----- TASK DATA -----

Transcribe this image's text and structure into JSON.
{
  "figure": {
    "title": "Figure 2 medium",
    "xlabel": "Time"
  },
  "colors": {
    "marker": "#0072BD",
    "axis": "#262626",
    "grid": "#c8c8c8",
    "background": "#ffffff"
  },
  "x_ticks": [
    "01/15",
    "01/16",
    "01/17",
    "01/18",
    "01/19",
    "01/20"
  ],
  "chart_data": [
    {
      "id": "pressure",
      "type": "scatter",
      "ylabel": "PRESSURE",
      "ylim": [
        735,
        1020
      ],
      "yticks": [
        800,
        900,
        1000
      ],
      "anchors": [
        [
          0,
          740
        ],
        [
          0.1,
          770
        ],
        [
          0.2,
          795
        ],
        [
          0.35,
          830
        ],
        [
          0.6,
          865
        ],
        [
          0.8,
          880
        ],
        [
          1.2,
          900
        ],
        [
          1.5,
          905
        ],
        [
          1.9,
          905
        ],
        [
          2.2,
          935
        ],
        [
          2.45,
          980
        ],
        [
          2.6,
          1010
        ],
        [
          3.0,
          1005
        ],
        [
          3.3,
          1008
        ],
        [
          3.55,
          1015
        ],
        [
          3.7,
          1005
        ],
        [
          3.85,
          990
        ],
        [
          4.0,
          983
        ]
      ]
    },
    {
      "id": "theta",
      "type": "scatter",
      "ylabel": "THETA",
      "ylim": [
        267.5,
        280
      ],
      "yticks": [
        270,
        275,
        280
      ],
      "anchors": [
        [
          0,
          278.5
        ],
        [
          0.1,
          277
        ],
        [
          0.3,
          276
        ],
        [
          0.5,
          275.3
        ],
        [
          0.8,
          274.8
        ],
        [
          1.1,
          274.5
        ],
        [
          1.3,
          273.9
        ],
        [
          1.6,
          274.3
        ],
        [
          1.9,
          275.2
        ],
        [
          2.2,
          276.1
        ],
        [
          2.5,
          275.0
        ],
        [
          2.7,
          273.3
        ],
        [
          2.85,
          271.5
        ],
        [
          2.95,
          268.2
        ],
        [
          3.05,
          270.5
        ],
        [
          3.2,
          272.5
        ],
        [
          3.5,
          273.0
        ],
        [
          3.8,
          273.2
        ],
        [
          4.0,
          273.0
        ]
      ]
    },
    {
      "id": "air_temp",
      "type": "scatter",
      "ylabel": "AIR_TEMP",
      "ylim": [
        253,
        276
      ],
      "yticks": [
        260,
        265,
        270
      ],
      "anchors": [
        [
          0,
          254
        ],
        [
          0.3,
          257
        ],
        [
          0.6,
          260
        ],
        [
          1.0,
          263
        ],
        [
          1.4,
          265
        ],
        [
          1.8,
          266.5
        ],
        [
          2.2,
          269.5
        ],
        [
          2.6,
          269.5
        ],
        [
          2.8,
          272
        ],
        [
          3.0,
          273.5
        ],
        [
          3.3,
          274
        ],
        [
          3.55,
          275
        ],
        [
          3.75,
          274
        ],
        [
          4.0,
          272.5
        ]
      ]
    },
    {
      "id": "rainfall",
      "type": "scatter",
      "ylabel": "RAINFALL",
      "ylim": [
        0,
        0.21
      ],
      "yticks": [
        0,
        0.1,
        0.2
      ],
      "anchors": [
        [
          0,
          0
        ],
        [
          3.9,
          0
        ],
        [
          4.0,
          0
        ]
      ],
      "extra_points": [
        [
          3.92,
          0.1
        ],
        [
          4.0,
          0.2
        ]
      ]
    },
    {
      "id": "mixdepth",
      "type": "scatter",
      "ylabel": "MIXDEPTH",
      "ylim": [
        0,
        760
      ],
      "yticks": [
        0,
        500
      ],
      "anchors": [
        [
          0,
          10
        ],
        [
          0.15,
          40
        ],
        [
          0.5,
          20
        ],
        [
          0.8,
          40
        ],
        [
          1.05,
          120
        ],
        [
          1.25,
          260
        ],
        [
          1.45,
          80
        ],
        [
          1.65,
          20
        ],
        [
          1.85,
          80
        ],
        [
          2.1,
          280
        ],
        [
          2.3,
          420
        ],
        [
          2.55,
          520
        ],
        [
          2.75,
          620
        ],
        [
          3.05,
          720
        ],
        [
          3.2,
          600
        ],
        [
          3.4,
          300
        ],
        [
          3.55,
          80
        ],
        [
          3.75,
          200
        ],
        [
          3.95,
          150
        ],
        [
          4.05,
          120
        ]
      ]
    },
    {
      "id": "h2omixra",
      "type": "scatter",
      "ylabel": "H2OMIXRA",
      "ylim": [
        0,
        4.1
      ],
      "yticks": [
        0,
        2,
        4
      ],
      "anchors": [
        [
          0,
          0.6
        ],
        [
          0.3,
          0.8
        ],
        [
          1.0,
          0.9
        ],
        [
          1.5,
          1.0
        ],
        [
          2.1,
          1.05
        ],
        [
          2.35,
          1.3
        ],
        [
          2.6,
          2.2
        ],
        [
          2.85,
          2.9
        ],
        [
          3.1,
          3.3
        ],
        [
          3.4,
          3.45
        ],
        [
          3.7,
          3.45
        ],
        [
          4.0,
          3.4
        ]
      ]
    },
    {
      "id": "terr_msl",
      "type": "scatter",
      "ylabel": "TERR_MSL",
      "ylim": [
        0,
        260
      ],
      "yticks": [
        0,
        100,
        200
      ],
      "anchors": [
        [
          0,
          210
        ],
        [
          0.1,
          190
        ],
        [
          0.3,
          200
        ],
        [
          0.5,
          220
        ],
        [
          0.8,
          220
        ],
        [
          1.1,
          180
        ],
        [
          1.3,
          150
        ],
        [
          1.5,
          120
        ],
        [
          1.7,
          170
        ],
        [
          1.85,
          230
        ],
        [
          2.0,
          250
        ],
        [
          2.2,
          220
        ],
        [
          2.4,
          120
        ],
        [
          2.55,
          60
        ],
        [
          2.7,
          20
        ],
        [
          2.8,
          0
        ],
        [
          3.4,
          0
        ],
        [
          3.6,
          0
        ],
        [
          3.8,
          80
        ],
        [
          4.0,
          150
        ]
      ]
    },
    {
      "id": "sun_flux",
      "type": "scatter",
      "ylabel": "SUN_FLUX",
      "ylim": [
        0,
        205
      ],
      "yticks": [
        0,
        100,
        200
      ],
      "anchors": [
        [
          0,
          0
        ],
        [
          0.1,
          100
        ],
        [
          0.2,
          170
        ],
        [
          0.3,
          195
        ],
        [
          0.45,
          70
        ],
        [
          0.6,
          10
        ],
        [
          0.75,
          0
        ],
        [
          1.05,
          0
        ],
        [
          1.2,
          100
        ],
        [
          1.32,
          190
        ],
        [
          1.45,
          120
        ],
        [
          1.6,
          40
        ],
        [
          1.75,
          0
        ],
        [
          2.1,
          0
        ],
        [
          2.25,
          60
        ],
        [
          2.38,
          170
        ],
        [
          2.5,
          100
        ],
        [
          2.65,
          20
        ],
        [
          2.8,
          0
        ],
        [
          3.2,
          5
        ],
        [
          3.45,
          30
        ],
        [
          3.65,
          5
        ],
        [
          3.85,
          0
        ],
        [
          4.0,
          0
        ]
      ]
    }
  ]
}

-----

From the data above, pick out each line containing "ylabel" and copy it.

      "ylabel": "PRESSURE",
      "ylabel": "THETA",
      "ylabel": "AIR_TEMP",
      "ylabel": "RAINFALL",
      "ylabel": "MIXDEPTH",
      "ylabel": "H2OMIXRA",
      "ylabel": "TERR_MSL",
      "ylabel": "SUN_FLUX",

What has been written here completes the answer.